RAW DATA =>
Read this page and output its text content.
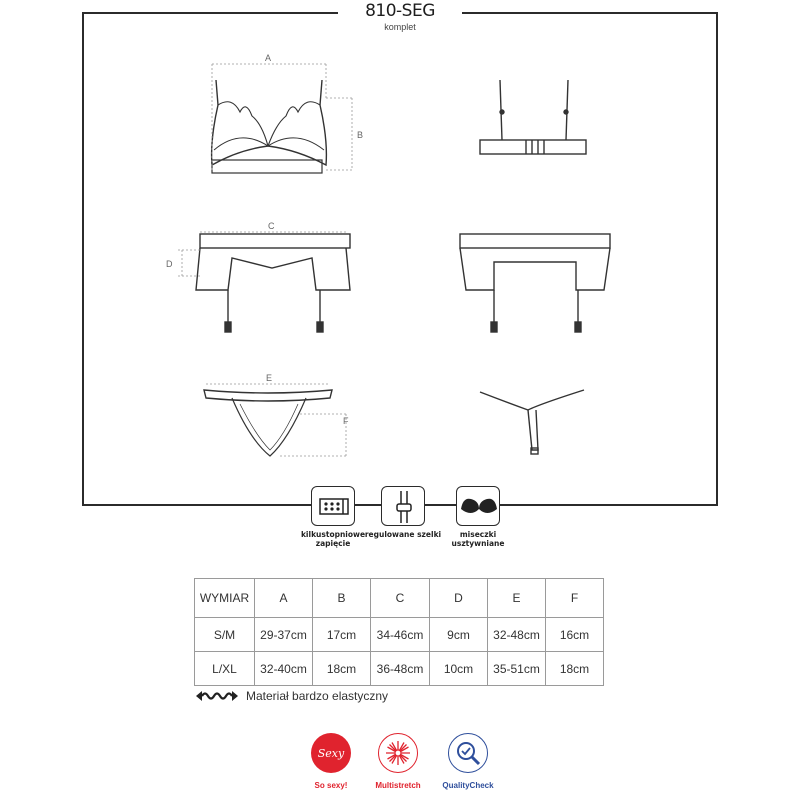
810-SEG
komplet
A
B
C
D
E
F
kilkustopniowe zapięcie
regulowane szelki	miseczki usztywniane
WYMIAR	A	B	C	D	E	F
S/M	29-37cm	17cm	34-46cm	9cm	32-48cm	16cm
L/XL	32-40cm	18cm	36-48cm	10cm	35-51cm	18cm
Materiał bardzo elastyczny
Sexy
So sexy!	Multistretch	QualityCheck
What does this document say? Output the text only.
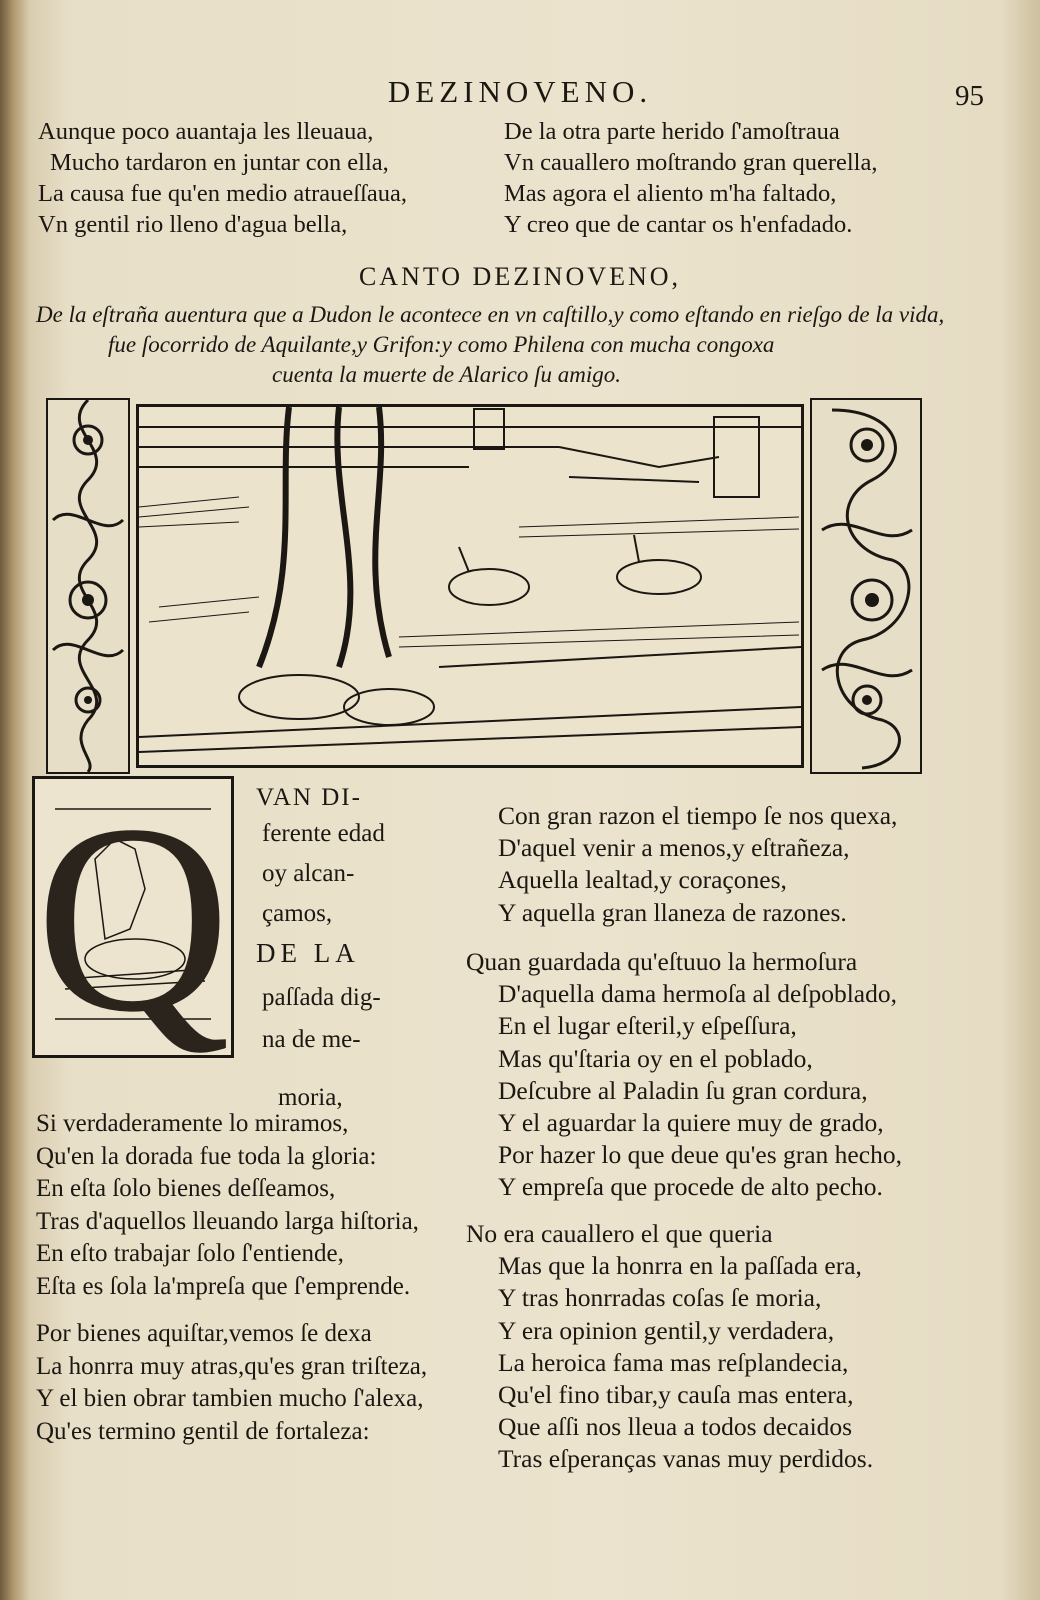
DEZINOVENO.	95
Aunque poco auantaja les lleuaua,
Mucho tardaron en juntar con ella,
La causa fue qu'en medio atraueſſaua,
Vn gentil rio lleno d'agua bella,
De la otra parte herido ſ'amoſtraua
Vn cauallero moſtrando gran querella,
Mas agora el aliento m'ha faltado,
Y creo que de cantar os h'enfadado.
CANTO DEZINOVENO,
De la eſtraña auentura que a Dudon le acontece en vn caſtillo,y como eſtando en rieſgo de la vida,
fue ſocorrido de Aquilante,y Grifon:y como Philena con mucha congoxa
cuenta la muerte de Alarico ſu amigo.
Q VAN DI-
ferente edad
oy alcan-
çamos,
DE LA
paſſada dig-
na de me-
moria,
Si verdaderamente lo miramos,
Qu'en la dorada fue toda la gloria:
En eſta ſolo bienes deſſeamos,
Tras d'aquellos lleuando larga hiſtoria,
En eſto trabajar ſolo ſ'entiende,
Eſta es ſola la'mpreſa que ſ'emprende.
Por bienes aquiſtar,vemos ſe dexa
La honrra muy atras,qu'es gran triſteza,
Y el bien obrar tambien mucho ſ'alexa,
Qu'es termino gentil de fortaleza:
Con gran razon el tiempo ſe nos quexa,
D'aquel venir a menos,y eſtrañeza,
Aquella lealtad,y coraçones,
Y aquella gran llaneza de razones.
Quan guardada qu'eſtuuo la hermoſura
D'aquella dama hermoſa al deſpoblado,
En el lugar eſteril,y eſpeſſura,
Mas qu'ſtaria oy en el poblado,
Deſcubre al Paladin ſu gran cordura,
Y el aguardar la quiere muy de grado,
Por hazer lo que deue qu'es gran hecho,
Y empreſa que procede de alto pecho.
No era cauallero el que queria
Mas que la honrra en la paſſada era,
Y tras honrradas coſas ſe moria,
Y era opinion gentil,y verdadera,
La heroica fama mas reſplandecia,
Qu'el fino tibar,y cauſa mas entera,
Que aſſi nos lleua a todos decaidos
Tras eſperanças vanas muy perdidos.
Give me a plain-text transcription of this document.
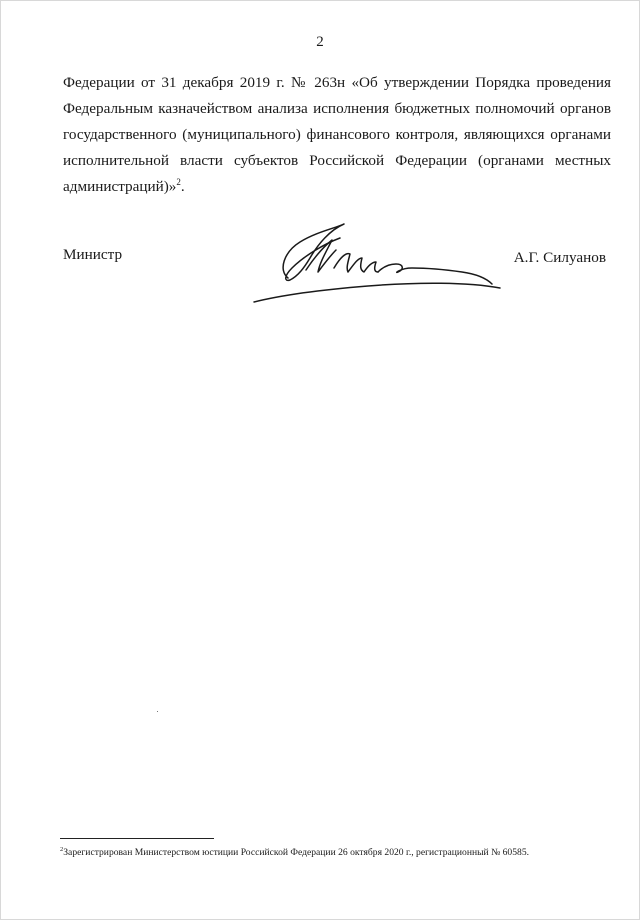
2
Федерации от 31 декабря 2019 г. № 263н «Об утверждении Порядка проведения Федеральным казначейством анализа исполнения бюджетных полномочий органов государственного (муниципального) финансового контроля, являющихся органами исполнительной власти субъектов Российской Федерации (органами местных администраций)»$^2$.
Министр	А.Г. Силуанов
$^2$Зарегистрирован Министерством юстиции Российской Федерации 26 октября 2020 г., регистрационный № 60585.
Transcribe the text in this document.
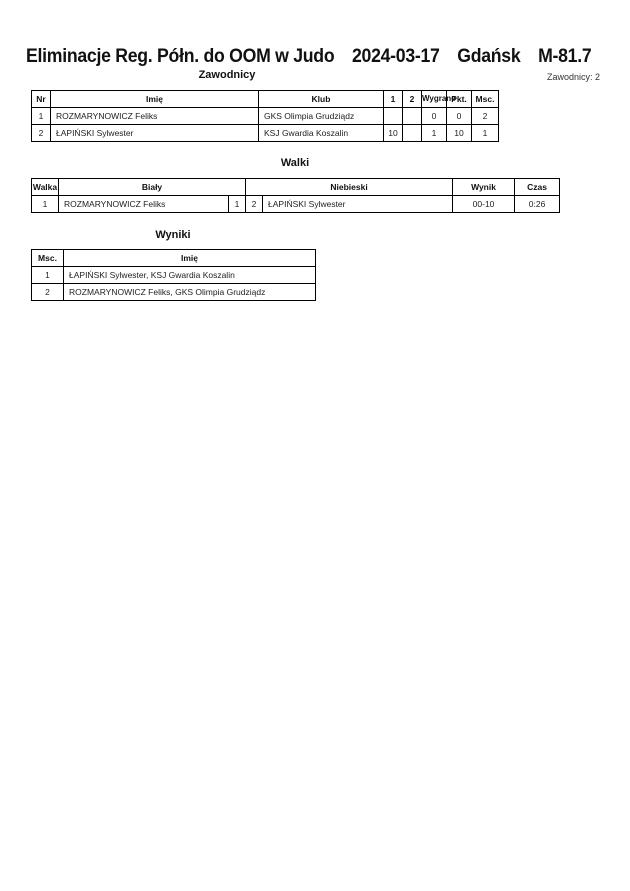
Eliminacje Reg. Półn. do OOM w Judo 2024-03-17 Gdańsk M-81.7
Zawodnicy: 2
Zawodnicy
Nr	Imię	Klub	1	2	Wygrane	Pkt.	Msc.
1	ROZMARYNOWICZ Feliks	GKS Olimpia Grudziądz			0	0	2
2	ŁAPIŃSKI Sylwester	KSJ Gwardia Koszalin	10		1	10	1
Walki
Walka	Biały		Niebieski		Wynik	Czas
1	ROZMARYNOWICZ Feliks	1	2	ŁAPIŃSKI Sylwester	00-10	0:26
Wyniki
Msc.	Imię
1	ŁAPIŃSKI Sylwester, KSJ Gwardia Koszalin
2	ROZMARYNOWICZ Feliks, GKS Olimpia Grudziądz
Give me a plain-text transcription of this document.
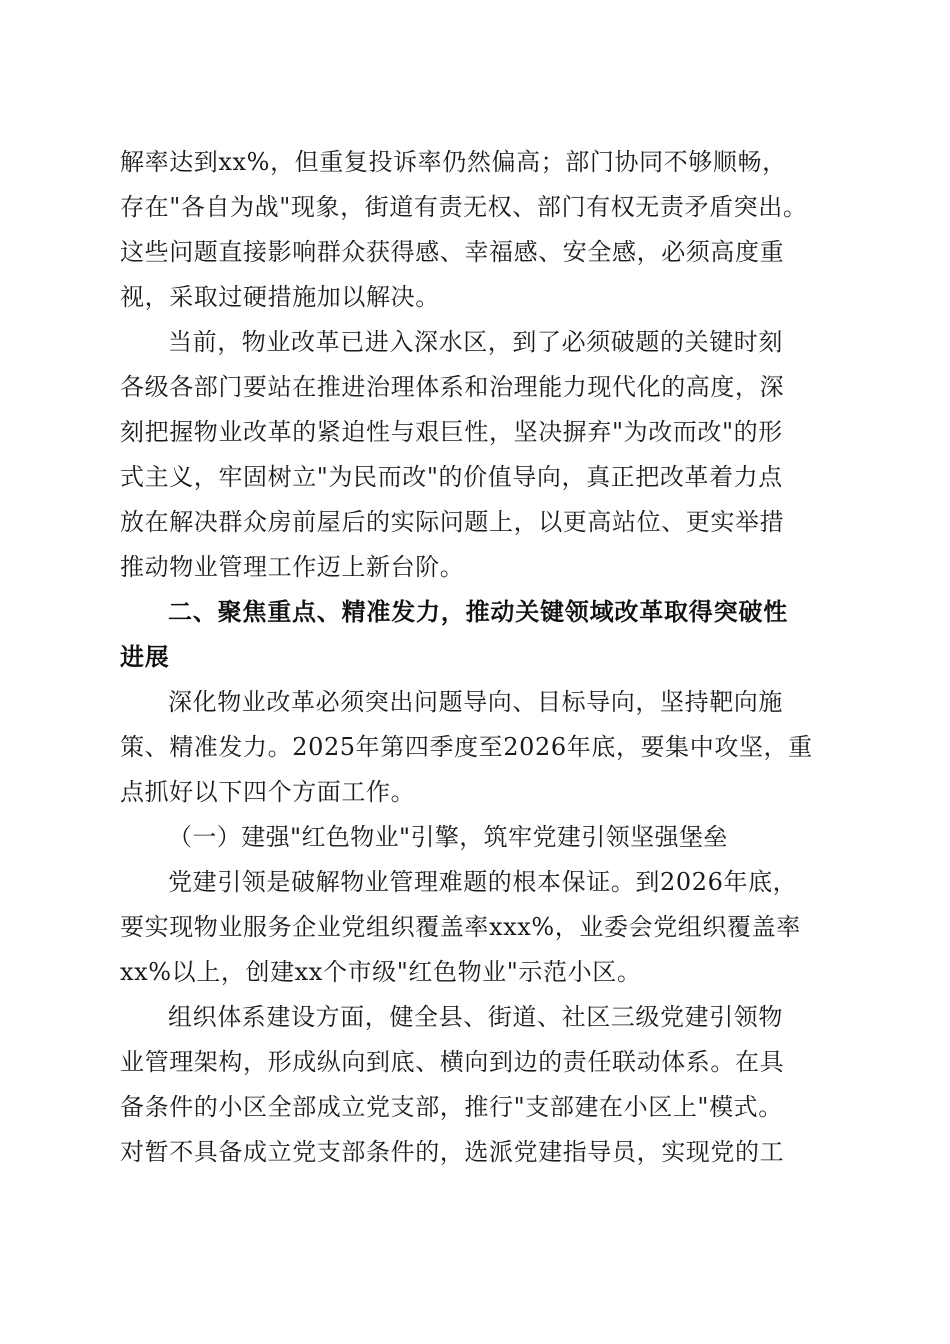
解率达到xx%，但重复投诉率仍然偏高；部门协同不够顺畅，
存在"各自为战"现象，街道有责无权、部门有权无责矛盾突出。
这些问题直接影响群众获得感、幸福感、安全感，必须高度重
视，采取过硬措施加以解决。
当前，物业改革已进入深水区，到了必须破题的关键时刻
各级各部门要站在推进治理体系和治理能力现代化的高度，深
刻把握物业改革的紧迫性与艰巨性，坚决摒弃"为改而改"的形
式主义，牢固树立"为民而改"的价值导向，真正把改革着力点
放在解决群众房前屋后的实际问题上，以更高站位、更实举措
推动物业管理工作迈上新台阶。
二、聚焦重点、精准发力，推动关键领域改革取得突破性
进展
深化物业改革必须突出问题导向、目标导向，坚持靶向施
策、精准发力。2025年第四季度至2026年底，要集中攻坚，重
点抓好以下四个方面工作。
（一）建强"红色物业"引擎，筑牢党建引领坚强堡垒
党建引领是破解物业管理难题的根本保证。到2026年底，
要实现物业服务企业党组织覆盖率xxx%，业委会党组织覆盖率
xx%以上，创建xx个市级"红色物业"示范小区。
组织体系建设方面，健全县、街道、社区三级党建引领物
业管理架构，形成纵向到底、横向到边的责任联动体系。在具
备条件的小区全部成立党支部，推行"支部建在小区上"模式。
对暂不具备成立党支部条件的，选派党建指导员，实现党的工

WHAT YOU NEED TO DO =>
Print out the whole of the material word for word, without pictures.

EXERCISE ANSWER =>
Read this page and output its text content.
810-SEG
komplet
A
B
C
D
E
F
kilkustopniowe zapięcie
regulowane szelki	miseczki usztywniane
WYMIAR	A	B	C	D	E	F
S/M	29-37cm	17cm	34-46cm	9cm	32-48cm	16cm
L/XL	32-40cm	18cm	36-48cm	10cm	35-51cm	18cm
Materiał bardzo elastyczny
Sexy
So sexy!	Multistretch	QualityCheck
What does this document say? Output the text only.
DEZINOVENO.	95
Aunque poco auantaja les lleuaua,
Mucho tardaron en juntar con ella,
La causa fue qu'en medio atraueſſaua,
Vn gentil rio lleno d'agua bella,
De la otra parte herido ſ'amoſtraua
Vn cauallero moſtrando gran querella,
Mas agora el aliento m'ha faltado,
Y creo que de cantar os h'enfadado.
CANTO DEZINOVENO,
De la eſtraña auentura que a Dudon le acontece en vn caſtillo,y como eſtando en rieſgo de la vida,
fue ſocorrido de Aquilante,y Grifon:y como Philena con mucha congoxa
cuenta la muerte de Alarico ſu amigo.
Q VAN DI-
ferente edad
oy alcan-
çamos,
DE LA
paſſada dig-
na de me-
moria,
Si verdaderamente lo miramos,
Qu'en la dorada fue toda la gloria:
En eſta ſolo bienes deſſeamos,
Tras d'aquellos lleuando larga hiſtoria,
En eſto trabajar ſolo ſ'entiende,
Eſta es ſola la'mpreſa que ſ'emprende.
Por bienes aquiſtar,vemos ſe dexa
La honrra muy atras,qu'es gran triſteza,
Y el bien obrar tambien mucho ſ'alexa,
Qu'es termino gentil de fortaleza:
Con gran razon el tiempo ſe nos quexa,
D'aquel venir a menos,y eſtrañeza,
Aquella lealtad,y coraçones,
Y aquella gran llaneza de razones.
Quan guardada qu'eſtuuo la hermoſura
D'aquella dama hermoſa al deſpoblado,
En el lugar eſteril,y eſpeſſura,
Mas qu'ſtaria oy en el poblado,
Deſcubre al Paladin ſu gran cordura,
Y el aguardar la quiere muy de grado,
Por hazer lo que deue qu'es gran hecho,
Y empreſa que procede de alto pecho.
No era cauallero el que queria
Mas que la honrra en la paſſada era,
Y tras honrradas coſas ſe moria,
Y era opinion gentil,y verdadera,
La heroica fama mas reſplandecia,
Qu'el fino tibar,y cauſa mas entera,
Que aſſi nos lleua a todos decaidos
Tras eſperanças vanas muy perdidos.
Give me a plain-text transcription of this document.
2
Федерации от 31 декабря 2019 г. № 263н «Об утверждении Порядка проведения Федеральным казначейством анализа исполнения бюджетных полномочий органов государственного (муниципального) финансового контроля, являющихся органами исполнительной власти субъектов Российской Федерации (органами местных администраций)»$^2$.
Министр	А.Г. Силуанов
$^2$Зарегистрирован Министерством юстиции Российской Федерации 26 октября 2020 г., регистрационный № 60585.
Transcribe the text in this document.
Eliminacje Reg. Półn. do OOM w Judo 2024-03-17 Gdańsk M-81.7
Zawodnicy: 2
Zawodnicy
Nr	Imię	Klub	1	2	Wygrane	Pkt.	Msc.
1	ROZMARYNOWICZ Feliks	GKS Olimpia Grudziądz			0	0	2
2	ŁAPIŃSKI Sylwester	KSJ Gwardia Koszalin	10		1	10	1
Walki
Walka	Biały		Niebieski		Wynik	Czas
1	ROZMARYNOWICZ Feliks	1	2	ŁAPIŃSKI Sylwester	00-10	0:26
Wyniki
Msc.	Imię
1	ŁAPIŃSKI Sylwester, KSJ Gwardia Koszalin
2	ROZMARYNOWICZ Feliks, GKS Olimpia Grudziądz
Give me a plain-text transcription of this document.
解率达到xx%，但重复投诉率仍然偏高；部门协同不够顺畅，
存在"各自为战"现象，街道有责无权、部门有权无责矛盾突出。
这些问题直接影响群众获得感、幸福感、安全感，必须高度重
视，采取过硬措施加以解决。
当前，物业改革已进入深水区，到了必须破题的关键时刻
各级各部门要站在推进治理体系和治理能力现代化的高度，深
刻把握物业改革的紧迫性与艰巨性，坚决摒弃"为改而改"的形
式主义，牢固树立"为民而改"的价值导向，真正把改革着力点
放在解决群众房前屋后的实际问题上，以更高站位、更实举措
推动物业管理工作迈上新台阶。
二、聚焦重点、精准发力，推动关键领域改革取得突破性
进展
深化物业改革必须突出问题导向、目标导向，坚持靶向施
策、精准发力。2025年第四季度至2026年底，要集中攻坚，重
点抓好以下四个方面工作。
（一）建强"红色物业"引擎，筑牢党建引领坚强堡垒
党建引领是破解物业管理难题的根本保证。到2026年底，
要实现物业服务企业党组织覆盖率xxx%，业委会党组织覆盖率
xx%以上，创建xx个市级"红色物业"示范小区。
组织体系建设方面，健全县、街道、社区三级党建引领物
业管理架构，形成纵向到底、横向到边的责任联动体系。在具
备条件的小区全部成立党支部，推行"支部建在小区上"模式。
对暂不具备成立党支部条件的，选派党建指导员，实现党的工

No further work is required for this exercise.